[Dataset records]
------------------------------------------------------------------------

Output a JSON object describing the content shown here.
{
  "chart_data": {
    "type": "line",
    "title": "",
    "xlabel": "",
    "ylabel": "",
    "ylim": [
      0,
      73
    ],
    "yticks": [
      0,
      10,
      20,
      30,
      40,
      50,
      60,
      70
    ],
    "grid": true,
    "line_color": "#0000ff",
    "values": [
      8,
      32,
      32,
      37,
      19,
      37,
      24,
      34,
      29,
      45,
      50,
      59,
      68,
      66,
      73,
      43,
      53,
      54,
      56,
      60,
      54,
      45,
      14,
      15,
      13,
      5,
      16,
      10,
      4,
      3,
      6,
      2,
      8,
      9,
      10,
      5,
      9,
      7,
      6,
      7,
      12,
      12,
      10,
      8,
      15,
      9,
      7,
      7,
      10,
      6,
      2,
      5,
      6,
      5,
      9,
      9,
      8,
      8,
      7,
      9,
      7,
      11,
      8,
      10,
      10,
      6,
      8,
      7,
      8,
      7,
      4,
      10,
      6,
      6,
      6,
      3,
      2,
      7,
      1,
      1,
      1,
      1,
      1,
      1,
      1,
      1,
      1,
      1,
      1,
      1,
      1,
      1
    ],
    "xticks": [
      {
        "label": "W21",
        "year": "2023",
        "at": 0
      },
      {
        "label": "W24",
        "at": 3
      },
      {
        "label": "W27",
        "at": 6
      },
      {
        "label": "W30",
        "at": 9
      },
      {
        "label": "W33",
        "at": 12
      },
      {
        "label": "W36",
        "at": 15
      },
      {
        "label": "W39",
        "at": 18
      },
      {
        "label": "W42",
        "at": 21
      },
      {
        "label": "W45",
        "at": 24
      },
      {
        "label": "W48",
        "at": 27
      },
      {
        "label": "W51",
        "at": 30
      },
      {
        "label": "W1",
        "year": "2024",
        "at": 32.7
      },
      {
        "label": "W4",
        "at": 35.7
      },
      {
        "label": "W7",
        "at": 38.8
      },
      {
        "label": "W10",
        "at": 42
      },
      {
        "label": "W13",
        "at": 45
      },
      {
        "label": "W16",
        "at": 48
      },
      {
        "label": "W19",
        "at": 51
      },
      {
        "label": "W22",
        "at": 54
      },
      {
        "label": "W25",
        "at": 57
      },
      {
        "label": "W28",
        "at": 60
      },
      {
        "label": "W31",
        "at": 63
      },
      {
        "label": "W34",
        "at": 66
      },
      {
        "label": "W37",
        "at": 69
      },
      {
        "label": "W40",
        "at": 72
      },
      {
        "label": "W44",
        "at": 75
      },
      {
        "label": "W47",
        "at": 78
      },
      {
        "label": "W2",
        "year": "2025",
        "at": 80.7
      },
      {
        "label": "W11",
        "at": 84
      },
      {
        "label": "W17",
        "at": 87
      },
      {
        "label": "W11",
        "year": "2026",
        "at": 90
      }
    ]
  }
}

------------------------------------------------------------------------

> [Short problem]: Return each line where "year" shows up.

> [The output]:
        "year": "2023",
        "year": "2024",
        "year": "2025",
        "year": "2026",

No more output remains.